____ 抜粋文

セキュリティ支出が投資なのかコストなのか、という議論があります。しかし、上記のような意味で、セキュリティ支出だけを単独で取り出して投資かコストかを論じるのはあまり適切ではありません。その支出によって得られるメリット、すなわち「安心安全に製品やサービスを提供できる環境」を享受するためのプロジェクトに配賦し、共同して負担していくべきものなのです。
サイバーセキュリティ対策をどこまで実施するかという判断は難しいですが、それはサイバーセキュリティ対策が事業の一部として必要不可欠なものという理解が必要だからです。私たちは、お客さまの事業を理解し、お客さまのシステムを理解し、そのうえでリスクを理解して、コストとのバランスを大事にしながらお客さまとお話しするようにしています。
コトラ 中川:
経営や事業全体についてクライアントときちんと話ができる点が、通常のIT系のサイバーセキュリティコンサルとの違いだと感じました。
森島様:
リスク領域では、「リスクがあります、対策をしましょう」と言うのはとても簡単です。目の前には確かにリスクがありますから、それだけを取り上げれば「対策を打たなければ」ということに異を唱えることは難しく、言う側はリスクを負わないですから。一方、「リスクがありますが、このリスクは受容も検討できるのではないですか」と言うのはとても難しい。会社全体、事業全体を見たときに、その対策を講じることが最適であるか見極める必要があるからです。

________

作業依頼 – サイバーセキュリティ支出をめぐる対談の抜粋を、最後の文の後から書き進めてください。 この後に続く項目は、作業には使いません。

____ データセット抜粋

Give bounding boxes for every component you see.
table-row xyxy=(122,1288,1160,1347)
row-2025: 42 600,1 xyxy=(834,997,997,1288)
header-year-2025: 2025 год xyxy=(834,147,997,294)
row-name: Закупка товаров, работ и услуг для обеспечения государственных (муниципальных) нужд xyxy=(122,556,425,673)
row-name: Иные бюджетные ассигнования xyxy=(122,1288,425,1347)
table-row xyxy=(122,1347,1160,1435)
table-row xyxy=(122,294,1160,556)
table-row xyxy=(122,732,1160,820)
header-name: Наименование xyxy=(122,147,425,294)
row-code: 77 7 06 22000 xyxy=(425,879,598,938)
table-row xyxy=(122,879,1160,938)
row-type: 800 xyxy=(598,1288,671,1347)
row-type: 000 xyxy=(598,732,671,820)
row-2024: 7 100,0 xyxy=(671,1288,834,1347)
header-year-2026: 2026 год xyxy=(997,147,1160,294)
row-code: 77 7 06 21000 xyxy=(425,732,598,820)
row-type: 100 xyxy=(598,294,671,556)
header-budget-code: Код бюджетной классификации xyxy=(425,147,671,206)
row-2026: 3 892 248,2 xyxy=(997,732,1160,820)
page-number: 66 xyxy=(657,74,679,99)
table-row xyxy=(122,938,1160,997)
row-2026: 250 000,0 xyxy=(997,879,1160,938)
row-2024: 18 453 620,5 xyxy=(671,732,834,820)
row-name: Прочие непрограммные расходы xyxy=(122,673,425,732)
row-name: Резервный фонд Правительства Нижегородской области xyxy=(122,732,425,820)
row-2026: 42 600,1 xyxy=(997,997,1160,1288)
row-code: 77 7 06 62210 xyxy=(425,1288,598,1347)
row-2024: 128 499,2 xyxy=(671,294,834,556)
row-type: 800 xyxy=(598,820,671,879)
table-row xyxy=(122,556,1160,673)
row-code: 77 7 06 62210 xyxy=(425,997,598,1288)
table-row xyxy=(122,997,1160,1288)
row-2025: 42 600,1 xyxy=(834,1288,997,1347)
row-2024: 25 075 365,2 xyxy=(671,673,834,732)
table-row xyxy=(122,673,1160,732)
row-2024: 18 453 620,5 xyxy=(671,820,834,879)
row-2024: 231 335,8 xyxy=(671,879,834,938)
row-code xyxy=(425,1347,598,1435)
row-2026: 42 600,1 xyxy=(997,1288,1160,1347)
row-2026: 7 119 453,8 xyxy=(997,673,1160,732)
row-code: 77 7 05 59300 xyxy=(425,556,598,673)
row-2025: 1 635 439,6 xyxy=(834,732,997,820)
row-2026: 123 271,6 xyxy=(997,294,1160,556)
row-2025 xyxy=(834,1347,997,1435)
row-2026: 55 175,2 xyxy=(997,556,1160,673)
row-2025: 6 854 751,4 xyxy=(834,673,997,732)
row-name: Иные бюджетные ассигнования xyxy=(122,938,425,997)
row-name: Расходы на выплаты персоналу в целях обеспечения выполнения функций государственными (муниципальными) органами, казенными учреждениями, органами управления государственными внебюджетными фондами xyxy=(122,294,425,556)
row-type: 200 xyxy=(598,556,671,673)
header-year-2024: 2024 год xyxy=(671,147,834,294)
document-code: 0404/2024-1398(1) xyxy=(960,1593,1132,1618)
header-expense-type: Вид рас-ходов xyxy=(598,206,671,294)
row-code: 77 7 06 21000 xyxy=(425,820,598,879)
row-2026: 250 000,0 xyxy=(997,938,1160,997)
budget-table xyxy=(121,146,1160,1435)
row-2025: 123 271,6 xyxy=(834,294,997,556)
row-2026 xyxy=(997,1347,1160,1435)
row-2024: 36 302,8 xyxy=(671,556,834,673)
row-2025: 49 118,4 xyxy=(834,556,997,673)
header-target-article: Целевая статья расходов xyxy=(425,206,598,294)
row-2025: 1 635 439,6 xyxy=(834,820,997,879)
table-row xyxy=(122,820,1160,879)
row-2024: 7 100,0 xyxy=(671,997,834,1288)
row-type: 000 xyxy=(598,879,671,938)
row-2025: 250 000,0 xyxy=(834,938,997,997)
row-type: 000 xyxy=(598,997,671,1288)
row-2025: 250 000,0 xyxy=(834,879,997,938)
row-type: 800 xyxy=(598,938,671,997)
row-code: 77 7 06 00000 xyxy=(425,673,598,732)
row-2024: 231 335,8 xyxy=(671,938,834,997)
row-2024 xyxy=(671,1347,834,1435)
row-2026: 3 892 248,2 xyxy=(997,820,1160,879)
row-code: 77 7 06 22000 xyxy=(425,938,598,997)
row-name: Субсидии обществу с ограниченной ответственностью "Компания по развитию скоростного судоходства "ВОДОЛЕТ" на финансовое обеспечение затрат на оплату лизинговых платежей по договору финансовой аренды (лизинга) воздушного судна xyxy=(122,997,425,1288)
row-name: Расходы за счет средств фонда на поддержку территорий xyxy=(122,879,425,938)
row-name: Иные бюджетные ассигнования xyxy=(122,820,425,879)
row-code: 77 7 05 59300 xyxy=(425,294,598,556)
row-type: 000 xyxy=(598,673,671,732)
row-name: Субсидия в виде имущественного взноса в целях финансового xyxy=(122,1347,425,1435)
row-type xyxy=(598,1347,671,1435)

________

演習の回答 –
おっしゃるとおり、サイバーリスクを経営リスクの一部として捉え、経営全体を俯瞰して見ることができること、それをもってお客さまとお話しすることが、通常のIT系のサイバーセキュリティコンサルとの違いではないでしょうか。
メンバーのキャリアを考えて育成する
コトラ 中川:
これまでお話しいただいたような特徴や強みを生み出すために工夫されていることはありますか。
森島様:
私たちコンサルタントが提供しているのは、お客さまに変革をもたらすサービスです。それがたまたま、サイバーセキュリティリスクを対象としているに過ぎない。ですから、技術的な面を含めて、コンサルティングワークとはどうあるべきか、ということを妥協せずに突き詰めています。まずはコンサルティングのベーシックスキルが基礎にあって、その上にコンピテンシー(専門的知見)を積み上げる。メンバーにも、この順番を間違えないように繰り返し伝えています。
これには別の理由もあります。わかりやすい例として、どんなサイバー攻撃でも防御できるデバイスがリリースされた、ということを想像してみましょう。そうすると、サイバーセキュリティリスクはもはや経営課題ではなくなり、したがってコンサルティングサービスのメニューからサイバーセキュリティは消え去るでしょう。そうするとメンバーは別の何かを探さなければならない。あるいは、そんなことは起きなくとも、業務を通じてサイバーセキュリティ以外の分野に興味が移っていくこともあるかもしれません。そんなときにも、コンサルティングのベーシックスキルが身についていれば、すぐに新しい領域でキャッチアップできるようになります。まずは、各メンバーがやりたいことをやれる、キャリアがしっかりと開けていく、ということを優先しています。
コトラ 中川:
ありがとうございます。このインタビューを読んでいる方が最も知りたい内容の一端に触れられた気がしました。
多様な人材がフラットなコミュニケーションを通じてトータルサービスを作り出す
コトラ 中川:
現在チームに在籍している方々のバックグラウンドや、求める人材像について教えてください。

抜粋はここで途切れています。